WORK TO DO.
Copy exactly the run of lines that begins at the line with "Reverse-engineer this chart into JSON." and ends at the final line of the entries.

DATA FOR THIS EXERCISE.

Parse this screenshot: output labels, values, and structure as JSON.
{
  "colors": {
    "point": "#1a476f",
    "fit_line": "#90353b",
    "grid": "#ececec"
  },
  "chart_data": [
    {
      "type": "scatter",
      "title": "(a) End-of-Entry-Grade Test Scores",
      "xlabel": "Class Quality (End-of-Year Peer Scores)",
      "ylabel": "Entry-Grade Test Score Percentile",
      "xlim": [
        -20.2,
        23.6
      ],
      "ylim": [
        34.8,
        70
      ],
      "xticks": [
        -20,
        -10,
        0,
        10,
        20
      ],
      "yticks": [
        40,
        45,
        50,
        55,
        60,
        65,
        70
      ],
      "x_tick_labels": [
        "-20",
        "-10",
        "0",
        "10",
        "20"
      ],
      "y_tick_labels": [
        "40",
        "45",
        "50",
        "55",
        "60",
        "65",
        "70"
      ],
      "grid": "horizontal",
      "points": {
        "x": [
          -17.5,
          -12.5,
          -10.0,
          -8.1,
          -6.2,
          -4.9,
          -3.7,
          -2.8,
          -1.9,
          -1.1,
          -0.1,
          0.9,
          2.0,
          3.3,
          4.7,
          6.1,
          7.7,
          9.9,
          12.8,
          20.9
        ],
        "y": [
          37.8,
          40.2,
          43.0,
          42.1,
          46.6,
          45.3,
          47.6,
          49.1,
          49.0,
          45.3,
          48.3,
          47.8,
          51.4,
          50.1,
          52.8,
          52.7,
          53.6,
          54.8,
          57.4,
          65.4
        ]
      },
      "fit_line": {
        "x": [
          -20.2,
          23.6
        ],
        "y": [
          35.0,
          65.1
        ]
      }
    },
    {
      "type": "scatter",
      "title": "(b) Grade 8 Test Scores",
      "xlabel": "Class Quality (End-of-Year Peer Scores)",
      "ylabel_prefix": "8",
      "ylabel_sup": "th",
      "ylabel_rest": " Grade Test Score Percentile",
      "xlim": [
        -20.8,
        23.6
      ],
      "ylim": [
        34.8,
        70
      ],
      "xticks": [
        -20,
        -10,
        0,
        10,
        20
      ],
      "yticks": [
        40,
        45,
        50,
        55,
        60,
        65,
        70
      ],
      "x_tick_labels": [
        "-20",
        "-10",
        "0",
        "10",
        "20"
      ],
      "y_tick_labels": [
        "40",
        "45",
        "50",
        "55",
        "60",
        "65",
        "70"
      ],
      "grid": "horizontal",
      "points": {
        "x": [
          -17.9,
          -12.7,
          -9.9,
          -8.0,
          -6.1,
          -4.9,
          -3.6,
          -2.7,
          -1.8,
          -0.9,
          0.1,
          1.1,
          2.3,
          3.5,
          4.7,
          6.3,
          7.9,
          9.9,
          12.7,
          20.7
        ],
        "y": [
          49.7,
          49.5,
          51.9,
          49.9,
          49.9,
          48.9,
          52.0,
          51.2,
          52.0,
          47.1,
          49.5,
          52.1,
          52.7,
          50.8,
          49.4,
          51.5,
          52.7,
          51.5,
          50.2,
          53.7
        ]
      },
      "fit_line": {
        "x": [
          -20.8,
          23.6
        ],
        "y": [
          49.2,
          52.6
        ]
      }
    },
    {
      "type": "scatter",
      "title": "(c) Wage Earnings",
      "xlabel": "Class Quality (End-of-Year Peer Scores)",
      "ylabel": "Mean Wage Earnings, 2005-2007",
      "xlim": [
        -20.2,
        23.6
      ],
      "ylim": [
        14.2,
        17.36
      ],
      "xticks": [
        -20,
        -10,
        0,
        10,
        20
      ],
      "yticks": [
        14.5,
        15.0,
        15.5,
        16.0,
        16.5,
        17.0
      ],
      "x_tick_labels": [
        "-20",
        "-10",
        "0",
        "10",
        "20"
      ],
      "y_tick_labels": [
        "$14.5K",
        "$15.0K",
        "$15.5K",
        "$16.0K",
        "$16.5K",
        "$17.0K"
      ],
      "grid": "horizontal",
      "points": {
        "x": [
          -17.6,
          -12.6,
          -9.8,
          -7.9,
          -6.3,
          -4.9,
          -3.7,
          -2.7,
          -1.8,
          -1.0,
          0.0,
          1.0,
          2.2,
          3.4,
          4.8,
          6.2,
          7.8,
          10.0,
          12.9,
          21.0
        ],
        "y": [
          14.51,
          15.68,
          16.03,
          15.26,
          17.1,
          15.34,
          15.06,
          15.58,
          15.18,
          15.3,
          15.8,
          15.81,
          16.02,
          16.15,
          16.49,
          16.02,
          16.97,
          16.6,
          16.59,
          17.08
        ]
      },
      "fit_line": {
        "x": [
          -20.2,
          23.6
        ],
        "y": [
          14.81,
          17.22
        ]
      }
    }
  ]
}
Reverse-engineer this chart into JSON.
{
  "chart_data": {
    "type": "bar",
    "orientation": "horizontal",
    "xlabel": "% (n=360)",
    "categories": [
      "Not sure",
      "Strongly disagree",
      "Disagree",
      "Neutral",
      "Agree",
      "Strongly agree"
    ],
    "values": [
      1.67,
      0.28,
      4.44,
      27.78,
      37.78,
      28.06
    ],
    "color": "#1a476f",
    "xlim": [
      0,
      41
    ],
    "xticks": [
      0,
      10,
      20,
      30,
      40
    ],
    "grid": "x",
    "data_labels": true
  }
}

TASK ANSWER.
Reverse-engineer this chart into JSON.
{
  "chart_data": {
    "type": "bar",
    "orientation": "horizontal",
    "xlabel": "% (n=360)",
    "categories": [
      "Not sure",
      "Strongly disagree",
      "Disagree",
      "Neutral",
      "Agree",
      "Strongly agree"
    ],
    "values": [
      1.67,
      0.28,
      4.44,
      27.78,
      37.78,
      28.06
    ],
    "color": "#1a476f",
    "xlim": [
      0,
      41
    ],
    "xticks": [
      0,
      10,
      20,
      30,
      40
    ],
    "grid": "x",
    "data_labels": true
  }
}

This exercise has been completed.